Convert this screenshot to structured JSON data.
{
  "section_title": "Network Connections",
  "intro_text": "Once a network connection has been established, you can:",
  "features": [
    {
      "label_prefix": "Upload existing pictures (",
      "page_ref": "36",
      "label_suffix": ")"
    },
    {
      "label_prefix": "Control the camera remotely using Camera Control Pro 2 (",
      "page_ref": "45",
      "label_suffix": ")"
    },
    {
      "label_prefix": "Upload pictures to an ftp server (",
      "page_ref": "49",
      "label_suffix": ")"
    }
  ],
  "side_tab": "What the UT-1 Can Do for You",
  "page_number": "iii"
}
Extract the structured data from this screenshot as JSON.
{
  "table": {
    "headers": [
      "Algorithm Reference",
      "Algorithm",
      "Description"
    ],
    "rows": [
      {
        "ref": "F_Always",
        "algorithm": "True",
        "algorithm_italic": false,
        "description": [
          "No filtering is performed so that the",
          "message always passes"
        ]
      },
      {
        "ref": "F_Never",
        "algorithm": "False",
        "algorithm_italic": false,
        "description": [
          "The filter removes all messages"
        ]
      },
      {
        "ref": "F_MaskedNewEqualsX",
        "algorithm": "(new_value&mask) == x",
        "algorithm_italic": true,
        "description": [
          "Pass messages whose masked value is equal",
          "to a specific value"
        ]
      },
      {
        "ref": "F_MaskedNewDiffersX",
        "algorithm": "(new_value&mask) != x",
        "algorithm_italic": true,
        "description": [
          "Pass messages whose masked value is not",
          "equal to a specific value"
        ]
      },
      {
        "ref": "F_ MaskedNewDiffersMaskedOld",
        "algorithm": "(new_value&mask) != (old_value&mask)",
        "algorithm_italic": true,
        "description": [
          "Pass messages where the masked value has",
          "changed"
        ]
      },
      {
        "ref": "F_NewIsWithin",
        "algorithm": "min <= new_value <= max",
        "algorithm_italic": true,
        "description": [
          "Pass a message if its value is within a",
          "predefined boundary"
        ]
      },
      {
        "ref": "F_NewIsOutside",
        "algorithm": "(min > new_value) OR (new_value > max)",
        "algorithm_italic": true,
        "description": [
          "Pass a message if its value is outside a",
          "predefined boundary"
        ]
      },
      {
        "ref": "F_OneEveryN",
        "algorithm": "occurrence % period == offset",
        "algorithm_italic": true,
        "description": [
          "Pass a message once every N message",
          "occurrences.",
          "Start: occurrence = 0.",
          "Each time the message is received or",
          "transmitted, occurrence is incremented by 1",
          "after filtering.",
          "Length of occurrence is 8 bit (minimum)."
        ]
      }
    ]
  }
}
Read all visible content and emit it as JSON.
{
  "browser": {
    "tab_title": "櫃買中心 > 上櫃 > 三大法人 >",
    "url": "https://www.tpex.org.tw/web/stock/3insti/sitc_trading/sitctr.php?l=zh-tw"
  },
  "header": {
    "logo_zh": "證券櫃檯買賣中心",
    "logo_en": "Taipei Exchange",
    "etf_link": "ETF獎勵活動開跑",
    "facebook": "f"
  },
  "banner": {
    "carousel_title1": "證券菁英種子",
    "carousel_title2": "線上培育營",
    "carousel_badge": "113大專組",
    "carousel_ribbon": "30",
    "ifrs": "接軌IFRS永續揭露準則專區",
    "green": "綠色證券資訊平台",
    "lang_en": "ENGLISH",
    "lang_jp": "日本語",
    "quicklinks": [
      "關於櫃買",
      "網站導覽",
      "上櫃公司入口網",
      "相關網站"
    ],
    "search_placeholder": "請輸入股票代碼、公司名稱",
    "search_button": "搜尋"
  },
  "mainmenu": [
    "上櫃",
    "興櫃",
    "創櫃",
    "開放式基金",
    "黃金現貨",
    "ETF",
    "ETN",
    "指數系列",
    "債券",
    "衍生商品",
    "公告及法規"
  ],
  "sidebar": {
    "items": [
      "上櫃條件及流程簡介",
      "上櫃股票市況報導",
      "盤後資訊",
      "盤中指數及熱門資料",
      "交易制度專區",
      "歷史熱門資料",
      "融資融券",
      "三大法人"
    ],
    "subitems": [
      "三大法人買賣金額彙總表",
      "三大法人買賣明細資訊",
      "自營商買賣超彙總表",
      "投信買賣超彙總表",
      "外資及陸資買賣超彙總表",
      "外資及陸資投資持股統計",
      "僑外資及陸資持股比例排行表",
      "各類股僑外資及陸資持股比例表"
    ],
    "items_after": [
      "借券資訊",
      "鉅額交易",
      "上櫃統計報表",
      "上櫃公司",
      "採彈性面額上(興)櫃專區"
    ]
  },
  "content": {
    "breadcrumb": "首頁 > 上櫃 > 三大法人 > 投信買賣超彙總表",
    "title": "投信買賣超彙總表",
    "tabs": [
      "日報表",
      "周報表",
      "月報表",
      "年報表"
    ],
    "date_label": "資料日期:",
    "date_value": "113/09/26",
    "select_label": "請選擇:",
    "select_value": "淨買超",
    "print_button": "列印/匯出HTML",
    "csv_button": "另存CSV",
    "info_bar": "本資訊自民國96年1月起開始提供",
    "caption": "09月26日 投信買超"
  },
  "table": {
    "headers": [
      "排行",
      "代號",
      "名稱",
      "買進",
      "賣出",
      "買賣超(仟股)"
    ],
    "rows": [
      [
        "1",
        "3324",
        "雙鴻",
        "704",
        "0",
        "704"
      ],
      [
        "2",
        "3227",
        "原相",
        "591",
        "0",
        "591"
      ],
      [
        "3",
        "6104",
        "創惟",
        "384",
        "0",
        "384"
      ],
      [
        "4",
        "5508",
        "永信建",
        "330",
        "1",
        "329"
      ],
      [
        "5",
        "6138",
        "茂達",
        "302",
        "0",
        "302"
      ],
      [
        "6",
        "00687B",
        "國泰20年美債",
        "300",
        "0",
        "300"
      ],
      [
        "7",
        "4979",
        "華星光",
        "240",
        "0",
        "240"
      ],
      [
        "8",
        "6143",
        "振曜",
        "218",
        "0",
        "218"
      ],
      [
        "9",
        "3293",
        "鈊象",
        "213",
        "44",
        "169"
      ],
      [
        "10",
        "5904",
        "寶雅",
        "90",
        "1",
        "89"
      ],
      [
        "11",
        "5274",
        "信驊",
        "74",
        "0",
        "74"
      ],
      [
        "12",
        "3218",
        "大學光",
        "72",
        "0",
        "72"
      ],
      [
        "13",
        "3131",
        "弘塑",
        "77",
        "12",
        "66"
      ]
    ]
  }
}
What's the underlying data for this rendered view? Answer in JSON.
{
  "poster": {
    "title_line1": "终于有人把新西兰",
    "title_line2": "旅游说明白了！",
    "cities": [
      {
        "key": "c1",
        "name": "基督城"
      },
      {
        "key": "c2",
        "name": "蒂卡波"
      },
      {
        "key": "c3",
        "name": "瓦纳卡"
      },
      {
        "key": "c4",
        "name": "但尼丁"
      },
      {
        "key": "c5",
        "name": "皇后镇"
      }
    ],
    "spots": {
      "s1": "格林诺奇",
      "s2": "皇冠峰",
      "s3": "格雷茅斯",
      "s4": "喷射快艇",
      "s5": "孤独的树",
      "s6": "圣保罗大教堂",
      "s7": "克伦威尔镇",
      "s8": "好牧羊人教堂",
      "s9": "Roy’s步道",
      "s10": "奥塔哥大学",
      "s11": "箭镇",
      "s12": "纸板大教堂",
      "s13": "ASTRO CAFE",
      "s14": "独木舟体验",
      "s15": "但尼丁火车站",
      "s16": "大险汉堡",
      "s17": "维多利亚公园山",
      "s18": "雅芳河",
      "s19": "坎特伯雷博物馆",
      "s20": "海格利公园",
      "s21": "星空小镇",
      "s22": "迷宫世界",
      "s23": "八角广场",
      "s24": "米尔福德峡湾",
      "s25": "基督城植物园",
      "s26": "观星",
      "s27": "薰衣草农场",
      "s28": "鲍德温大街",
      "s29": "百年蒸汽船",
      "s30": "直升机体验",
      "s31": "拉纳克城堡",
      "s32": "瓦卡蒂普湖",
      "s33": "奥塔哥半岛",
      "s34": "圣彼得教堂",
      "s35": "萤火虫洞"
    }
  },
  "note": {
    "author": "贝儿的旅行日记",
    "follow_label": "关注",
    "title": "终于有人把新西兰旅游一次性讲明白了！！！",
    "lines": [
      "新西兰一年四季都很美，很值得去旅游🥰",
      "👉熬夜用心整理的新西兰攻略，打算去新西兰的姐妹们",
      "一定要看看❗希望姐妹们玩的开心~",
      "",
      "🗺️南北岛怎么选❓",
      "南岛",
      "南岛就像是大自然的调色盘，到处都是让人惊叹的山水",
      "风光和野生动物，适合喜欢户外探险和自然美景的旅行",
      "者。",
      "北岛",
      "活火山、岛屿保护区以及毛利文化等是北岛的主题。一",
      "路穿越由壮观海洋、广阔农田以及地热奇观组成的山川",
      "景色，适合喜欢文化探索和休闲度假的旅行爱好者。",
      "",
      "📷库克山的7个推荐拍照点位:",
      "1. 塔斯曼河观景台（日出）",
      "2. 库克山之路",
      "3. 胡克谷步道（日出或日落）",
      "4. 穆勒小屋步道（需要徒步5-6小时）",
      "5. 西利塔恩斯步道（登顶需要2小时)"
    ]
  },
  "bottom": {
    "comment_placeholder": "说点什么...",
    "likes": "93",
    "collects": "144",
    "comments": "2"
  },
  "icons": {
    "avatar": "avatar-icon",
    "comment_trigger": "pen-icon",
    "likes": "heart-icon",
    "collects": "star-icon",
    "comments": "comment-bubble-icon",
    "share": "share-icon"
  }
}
____
**DIRECTIVE:** Report how many lines of the records above contain the word "screenshot", and give only that number.

**SOLUTION FOR THIS TASK:** 2